> _Given request_
Say how many lines contain "Acceptance", using only the number.

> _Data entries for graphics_

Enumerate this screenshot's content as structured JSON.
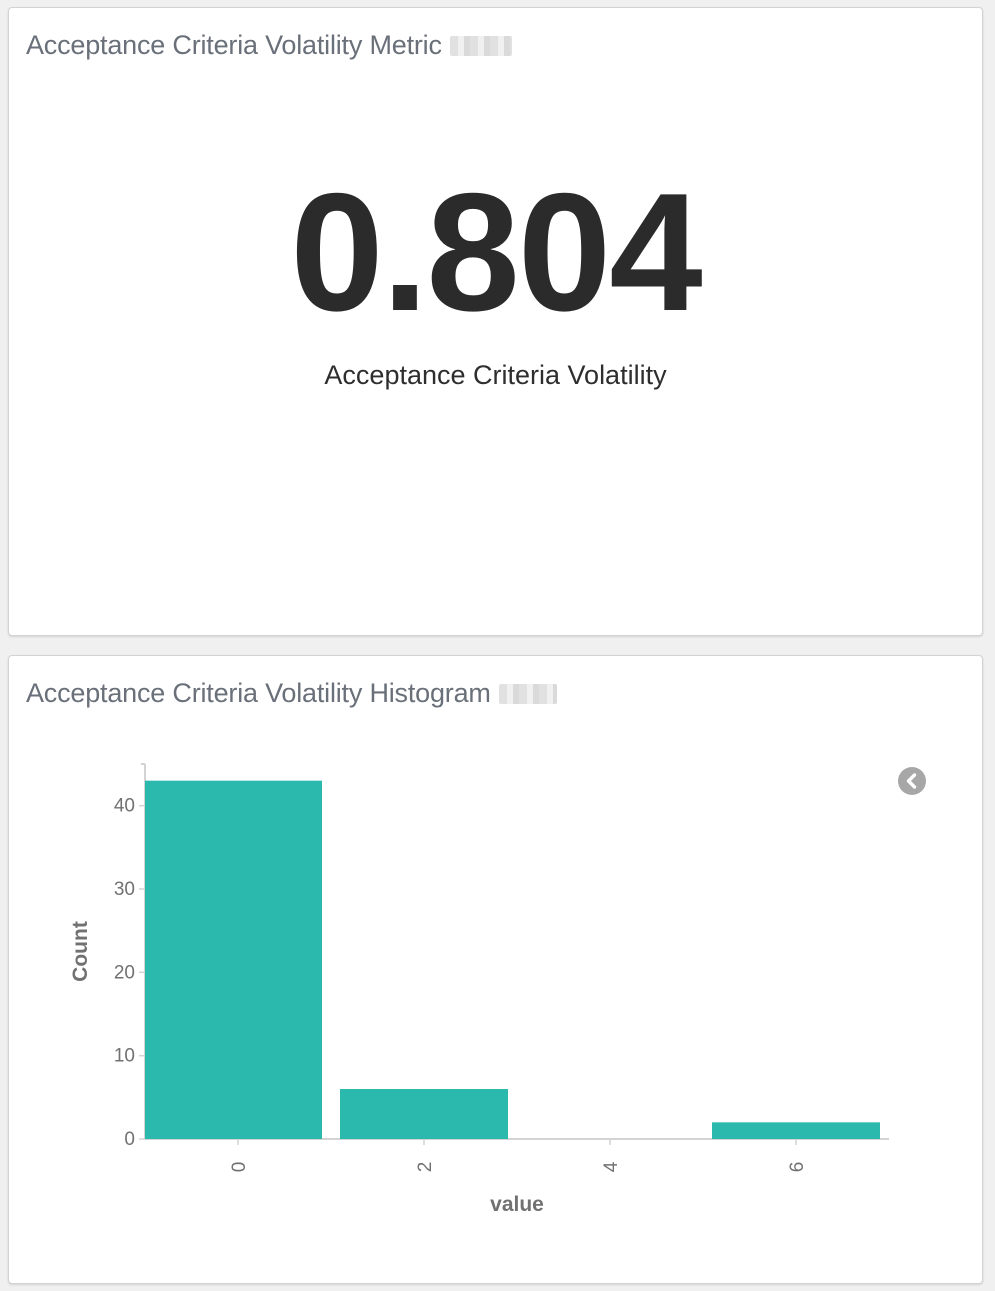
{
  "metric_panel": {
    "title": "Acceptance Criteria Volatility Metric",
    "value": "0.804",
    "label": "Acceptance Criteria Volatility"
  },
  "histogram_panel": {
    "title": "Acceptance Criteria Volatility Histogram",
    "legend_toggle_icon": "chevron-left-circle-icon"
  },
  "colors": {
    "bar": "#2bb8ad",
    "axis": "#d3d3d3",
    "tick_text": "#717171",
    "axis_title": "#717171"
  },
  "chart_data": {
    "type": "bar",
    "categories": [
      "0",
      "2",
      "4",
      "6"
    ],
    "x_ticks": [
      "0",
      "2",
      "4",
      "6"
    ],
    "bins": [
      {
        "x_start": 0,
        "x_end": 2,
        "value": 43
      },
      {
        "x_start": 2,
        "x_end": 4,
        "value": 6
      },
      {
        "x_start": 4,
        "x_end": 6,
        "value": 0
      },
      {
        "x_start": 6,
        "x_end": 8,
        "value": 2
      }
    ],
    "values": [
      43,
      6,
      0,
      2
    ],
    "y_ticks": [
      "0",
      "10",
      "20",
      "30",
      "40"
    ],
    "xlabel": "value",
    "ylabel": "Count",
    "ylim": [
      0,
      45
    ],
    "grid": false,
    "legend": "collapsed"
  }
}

> _Result of the task_
3